[begin Extracted records]

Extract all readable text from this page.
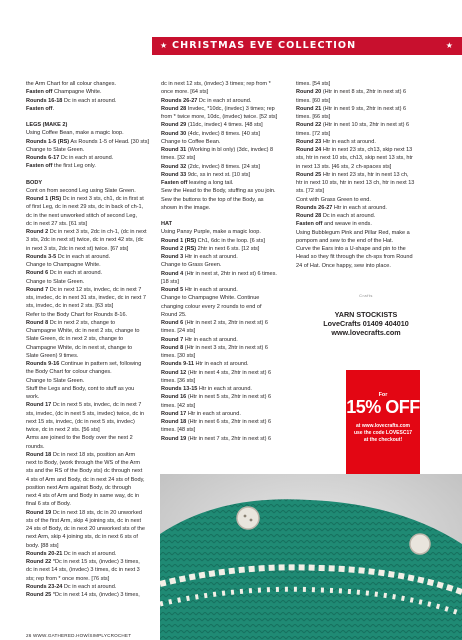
★ CHRISTMAS EVE COLLECTION	★

the Arm Chart for all colour changes.

Fasten off Champagne White.

Rounds 16-18 Dc in each st around.

Fasten off.

LEGS (MAKE 2)

Using Coffee Bean, make a magic loop.

Rounds 1-5 (RS) As Rounds 1-5 of Head. [30 sts]

Change to Slate Green.

Rounds 6-17 Dc in each st around.

Fasten off the first Leg only.

BODY

Cont on from second Leg using Slate Green.

Round 1 (RS) Dc in next 3 sts, ch1, dc in first st

of first Leg, dc in next 29 sts, dc in back of ch-1,

dc in the next unworked stitch of second Leg,

dc in next 27 sts. [61 sts]

Round 2 Dc in next 3 sts, 2dc in ch-1, (dc in next

3 sts, 2dc in next st) twice, dc in next 42 sts, (dc

in next 3 sts, 2dc in next st) twice. [67 sts]

Rounds 3-5 Dc in each st around.

Change to Champagne White.

Round 6 Dc in each st around.

Change to Slate Green.

Round 7 Dc in next 12 sts, invdec, dc in next 7

sts, invdec, dc in next 31 sts, invdec, dc in next 7

sts, invdec, dc in next 2 sts. [63 sts]

Refer to the Body Chart for Rounds 8-16.

Round 8 Dc in next 2 sts, change to

Champagne White, dc in next 2 sts, change to

Slate Green, dc in next 2 sts, change to

Champagne White, dc in next st, change to

Slate Green) 9 times.

Rounds 9-16 Continue in pattern set, following

the Body Chart for colour changes.

Change to Slate Green.

Stuff the Legs and Body, cont to stuff as you

work.

Round 17 Dc in next 5 sts, invdec, dc in next 7

sts, invdec, (dc in next 5 sts, invdec) twice, dc in

next 15 sts, invdec, (dc in next 5 sts, invdec)

twice, dc in next 2 sts. [56 sts]

Arms are joined to the Body over the next 2

rounds.

Round 18 Dc in next 18 sts, position an Arm

next to Body, (work through the WS of the Arm

sts and the RS of the Body sts) dc through next

4 sts of Arm and Body, dc in next 24 sts of Body,

position next Arm against Body, dc through

next 4 sts of Arm and Body in same way, dc in

final 6 sts of Body.

Round 19 Dc in next 18 sts, dc in 20 unworked

sts of the first Arm, skip 4 joining sts, dc in next

24 sts of Body, dc in next 20 unworked sts of the

next Arm, skip 4 joining sts, dc in next 6 sts of

body. [88 sts]

Rounds 20-21 Dc in each st around.

Round 22 *Dc in next 15 sts, (invdec) 3 times,

dc in next 14 sts, (invdec) 3 times, dc in next 3

sts; rep from * once more. [76 sts]

Rounds 23-24 Dc in each st around.

Round 25 *Dc in next 14 sts, (invdec) 3 times,

dc in next 12 sts, (invdec) 3 times; rep from *

once more. [64 sts]

Rounds 26-27 Dc in each st around.

Round 28 Invdec, *10dc, (invdec) 3 times; rep

from * twice more, 10dc, (invdec) twice. [52 sts]

Round 29 (11dc, invdec) 4 times. [48 sts]

Round 30 (4dc, invdec) 8 times. [40 sts]

Change to Coffee Bean.

Round 31 (Working in bl only) (3dc, invdec) 8

times. [32 sts]

Round 32 (2dc, invdec) 8 times. [24 sts]

Round 33 9dc, ss in next st. [10 sts]

Fasten off leaving a long tail.

Sew the Head to the Body, stuffing as you join.

Sew the buttons to the top of the Body, as

shown in the image.

HAT

Using Pansy Purple, make a magic loop.

Round 1 (RS) Ch1, 6dc in the loop. [6 sts]

Round 2 (RS) 2htr in next 6 sts. [12 sts]

Round 3 Htr in each st around.

Change to Grass Green.

Round 4 (Htr in next st, 2htr in next st) 6 times.

[18 sts]

Round 5 Htr in each st around.

Change to Champagne White. Continue

changing colour every 2 rounds to end of

Round 25.

Round 6 (Htr in next 2 sts, 2htr in next st) 6

times. [24 sts]

Round 7 Htr in each st around.

Round 8 (Htr in next 3 sts, 2htr in next st) 6

times. [30 sts]

Rounds 9-11 Htr in each st around.

Round 12 (Htr in next 4 sts, 2htr in next st) 6

times. [36 sts]

Rounds 13-15 Htr in each st around.

Round 16 (Htr in next 5 sts, 2htr in next st) 6

times. [42 sts]

Round 17 Htr in each st around.

Round 18 (Htr in next 6 sts, 2htr in next st) 6

times. [48 sts]

Round 19 (Htr in next 7 sts, 2htr in next st) 6

times. [54 sts]

Round 20 (Htr in next 8 sts, 2htr in next st) 6

times. [60 sts]

Round 21 (Htr in next 9 sts, 2htr in next st) 6

times. [66 sts]

Round 22 (Htr in next 10 sts, 2htr in next st) 6

times. [72 sts]

Round 23 Htr in each st around.

Round 24 Htr in next 23 sts, ch13, skip next 13

sts, htr in next 10 sts, ch13, skip next 13 sts, htr

in next 13 sts. [46 sts, 2 ch-spaces sts]

Round 25 Htr in next 23 sts, htr in next 13 ch,

htr in next 10 sts, htr in next 13 ch, htr in next 13

sts. [72 sts]

Cont with Grass Green to end.

Rounds 26-27 Htr in each st around.

Round 28 Dc in each st around.

Fasten off and weave in ends.

Using Bubblegum Pink and Pillar Red, make a

pompom and sew to the end of the Hat.

Curve the Ears into a U-shape and pin to the

Head so they fit through the ch-sps from Round

24 of Hat. Once happy, sew into place.

Crafts
YARN STOCKISTS
LoveCrafts 01409 404010
www.lovecrafts.com
For
15% OFF
at www.lovecrafts.com
use the code LOVESC17
at the checkout!
26 WWW.GATHERED.HOW/SIMPLYCROCHET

[end Extracted records]

Where a line above includes "Grass", copy that line.

* Solution to the exercise
Change to Grass Green.
Cont with Grass Green to end.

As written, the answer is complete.